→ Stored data
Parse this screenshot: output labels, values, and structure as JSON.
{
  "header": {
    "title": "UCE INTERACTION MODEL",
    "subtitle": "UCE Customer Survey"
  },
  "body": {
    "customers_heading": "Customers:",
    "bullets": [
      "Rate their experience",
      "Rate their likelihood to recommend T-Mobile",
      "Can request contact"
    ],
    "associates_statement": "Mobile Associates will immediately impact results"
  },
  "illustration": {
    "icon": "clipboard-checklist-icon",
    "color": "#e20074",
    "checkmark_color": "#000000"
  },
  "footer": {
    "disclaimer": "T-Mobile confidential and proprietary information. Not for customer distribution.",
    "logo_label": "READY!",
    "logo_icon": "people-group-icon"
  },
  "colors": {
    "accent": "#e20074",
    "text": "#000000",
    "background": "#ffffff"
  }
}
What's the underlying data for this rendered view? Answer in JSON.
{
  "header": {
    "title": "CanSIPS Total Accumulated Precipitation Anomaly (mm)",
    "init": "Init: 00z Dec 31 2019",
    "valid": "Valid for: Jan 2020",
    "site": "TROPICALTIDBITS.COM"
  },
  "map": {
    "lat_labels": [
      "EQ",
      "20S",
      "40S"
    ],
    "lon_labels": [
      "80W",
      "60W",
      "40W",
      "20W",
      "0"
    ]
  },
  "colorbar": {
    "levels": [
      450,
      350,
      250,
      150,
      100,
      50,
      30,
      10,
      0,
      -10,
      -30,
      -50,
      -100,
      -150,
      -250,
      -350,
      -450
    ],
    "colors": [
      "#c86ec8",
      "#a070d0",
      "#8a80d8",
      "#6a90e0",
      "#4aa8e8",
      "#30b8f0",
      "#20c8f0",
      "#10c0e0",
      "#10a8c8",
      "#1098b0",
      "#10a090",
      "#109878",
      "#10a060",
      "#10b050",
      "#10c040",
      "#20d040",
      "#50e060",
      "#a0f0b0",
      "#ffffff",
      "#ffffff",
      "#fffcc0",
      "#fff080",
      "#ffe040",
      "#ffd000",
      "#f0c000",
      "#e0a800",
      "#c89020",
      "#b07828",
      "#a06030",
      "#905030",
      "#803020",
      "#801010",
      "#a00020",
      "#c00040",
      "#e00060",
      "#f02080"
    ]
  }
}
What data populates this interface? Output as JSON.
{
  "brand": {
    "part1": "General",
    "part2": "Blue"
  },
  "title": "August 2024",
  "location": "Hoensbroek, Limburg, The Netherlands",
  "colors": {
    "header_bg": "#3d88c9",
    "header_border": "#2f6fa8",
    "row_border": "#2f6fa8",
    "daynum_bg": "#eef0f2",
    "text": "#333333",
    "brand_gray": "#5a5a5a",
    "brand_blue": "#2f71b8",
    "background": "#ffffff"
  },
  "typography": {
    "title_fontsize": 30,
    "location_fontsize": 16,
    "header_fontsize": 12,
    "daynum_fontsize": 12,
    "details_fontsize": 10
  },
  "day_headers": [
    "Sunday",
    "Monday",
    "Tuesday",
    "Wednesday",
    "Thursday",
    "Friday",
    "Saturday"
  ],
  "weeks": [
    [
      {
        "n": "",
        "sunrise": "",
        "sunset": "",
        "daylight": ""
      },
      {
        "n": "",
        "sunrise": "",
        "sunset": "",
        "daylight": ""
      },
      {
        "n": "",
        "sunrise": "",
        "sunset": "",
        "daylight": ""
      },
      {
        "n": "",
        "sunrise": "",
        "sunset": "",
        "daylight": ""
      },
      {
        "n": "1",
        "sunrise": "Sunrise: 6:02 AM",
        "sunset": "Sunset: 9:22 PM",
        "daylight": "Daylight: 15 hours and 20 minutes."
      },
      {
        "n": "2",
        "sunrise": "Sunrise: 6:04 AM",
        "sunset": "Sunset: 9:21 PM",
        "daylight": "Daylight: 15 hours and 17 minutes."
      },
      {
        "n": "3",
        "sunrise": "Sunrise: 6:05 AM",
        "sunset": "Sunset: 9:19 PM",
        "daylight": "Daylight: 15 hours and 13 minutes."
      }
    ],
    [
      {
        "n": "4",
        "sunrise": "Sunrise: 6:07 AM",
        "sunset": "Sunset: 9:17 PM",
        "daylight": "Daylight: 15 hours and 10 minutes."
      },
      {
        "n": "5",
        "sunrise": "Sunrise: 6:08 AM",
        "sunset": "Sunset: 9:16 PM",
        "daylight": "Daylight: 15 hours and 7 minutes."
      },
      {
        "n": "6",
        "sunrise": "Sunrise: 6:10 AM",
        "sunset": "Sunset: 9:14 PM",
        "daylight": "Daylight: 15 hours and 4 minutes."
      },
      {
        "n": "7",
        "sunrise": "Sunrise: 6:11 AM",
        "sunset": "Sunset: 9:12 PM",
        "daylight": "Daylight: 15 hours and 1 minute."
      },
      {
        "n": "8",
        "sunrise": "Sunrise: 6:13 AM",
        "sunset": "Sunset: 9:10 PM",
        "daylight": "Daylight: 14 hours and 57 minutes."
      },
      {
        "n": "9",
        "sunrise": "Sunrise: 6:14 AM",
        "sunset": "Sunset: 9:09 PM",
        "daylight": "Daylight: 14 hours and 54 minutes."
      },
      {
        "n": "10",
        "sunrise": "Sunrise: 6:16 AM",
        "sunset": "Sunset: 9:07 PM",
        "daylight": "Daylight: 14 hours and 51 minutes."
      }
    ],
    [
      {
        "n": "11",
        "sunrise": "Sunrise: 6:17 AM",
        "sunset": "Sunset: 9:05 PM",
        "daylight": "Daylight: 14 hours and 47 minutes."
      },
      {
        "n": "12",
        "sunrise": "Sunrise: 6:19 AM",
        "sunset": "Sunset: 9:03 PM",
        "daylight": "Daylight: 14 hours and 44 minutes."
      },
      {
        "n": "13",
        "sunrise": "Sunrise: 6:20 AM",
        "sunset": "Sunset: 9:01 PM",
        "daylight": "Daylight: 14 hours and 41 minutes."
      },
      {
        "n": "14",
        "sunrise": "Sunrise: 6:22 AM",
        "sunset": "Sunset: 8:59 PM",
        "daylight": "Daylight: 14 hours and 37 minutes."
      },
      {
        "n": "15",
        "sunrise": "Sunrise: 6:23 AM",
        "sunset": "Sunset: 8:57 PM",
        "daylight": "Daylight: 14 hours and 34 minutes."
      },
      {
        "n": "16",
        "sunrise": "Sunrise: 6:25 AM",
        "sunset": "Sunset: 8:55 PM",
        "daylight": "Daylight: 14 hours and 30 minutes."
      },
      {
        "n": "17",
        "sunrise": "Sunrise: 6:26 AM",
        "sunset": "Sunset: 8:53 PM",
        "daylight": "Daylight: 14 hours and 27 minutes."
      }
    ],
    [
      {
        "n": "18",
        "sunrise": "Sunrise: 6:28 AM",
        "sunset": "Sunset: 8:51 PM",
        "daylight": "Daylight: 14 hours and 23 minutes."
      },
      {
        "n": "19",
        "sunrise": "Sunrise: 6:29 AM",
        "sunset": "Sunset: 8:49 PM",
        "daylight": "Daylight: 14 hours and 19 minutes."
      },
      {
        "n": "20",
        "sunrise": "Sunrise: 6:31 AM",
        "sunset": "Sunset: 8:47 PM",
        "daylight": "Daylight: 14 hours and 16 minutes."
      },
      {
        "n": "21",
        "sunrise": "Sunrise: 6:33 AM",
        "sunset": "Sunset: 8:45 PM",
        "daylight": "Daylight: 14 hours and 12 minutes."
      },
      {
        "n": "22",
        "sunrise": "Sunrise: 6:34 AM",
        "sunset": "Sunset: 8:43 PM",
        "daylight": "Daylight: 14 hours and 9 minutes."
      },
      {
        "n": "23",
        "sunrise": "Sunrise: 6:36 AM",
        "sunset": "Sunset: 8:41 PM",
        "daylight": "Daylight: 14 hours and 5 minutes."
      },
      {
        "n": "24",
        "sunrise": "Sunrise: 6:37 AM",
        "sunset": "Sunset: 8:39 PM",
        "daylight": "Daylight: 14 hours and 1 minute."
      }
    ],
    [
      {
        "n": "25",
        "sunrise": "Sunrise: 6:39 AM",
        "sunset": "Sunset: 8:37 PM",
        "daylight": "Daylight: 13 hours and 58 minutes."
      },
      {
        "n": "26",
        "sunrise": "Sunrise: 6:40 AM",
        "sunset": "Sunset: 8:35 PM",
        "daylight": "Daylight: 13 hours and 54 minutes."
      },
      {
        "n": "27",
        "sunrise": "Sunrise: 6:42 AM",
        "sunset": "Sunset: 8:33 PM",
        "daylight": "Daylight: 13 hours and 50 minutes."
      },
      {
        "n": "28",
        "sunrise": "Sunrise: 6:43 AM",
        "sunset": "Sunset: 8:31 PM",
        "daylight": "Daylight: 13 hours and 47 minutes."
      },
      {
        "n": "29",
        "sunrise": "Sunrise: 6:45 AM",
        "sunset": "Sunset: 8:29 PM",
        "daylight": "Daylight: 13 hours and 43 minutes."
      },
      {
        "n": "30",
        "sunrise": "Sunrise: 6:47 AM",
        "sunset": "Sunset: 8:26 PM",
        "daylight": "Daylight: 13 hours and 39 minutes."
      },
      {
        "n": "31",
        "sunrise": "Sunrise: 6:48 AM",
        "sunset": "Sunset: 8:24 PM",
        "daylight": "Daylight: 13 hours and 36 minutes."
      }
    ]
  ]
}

→ TASK
Find all lines with "Mobile" in them and copy each one.

→ RESPONSE TO THIS TASK
      "Rate their likelihood to recommend T-Mobile",
    "associates_statement": "Mobile Associates will immediately impact results"
    "disclaimer": "T-Mobile confidential and proprietary information. Not for customer distribution.",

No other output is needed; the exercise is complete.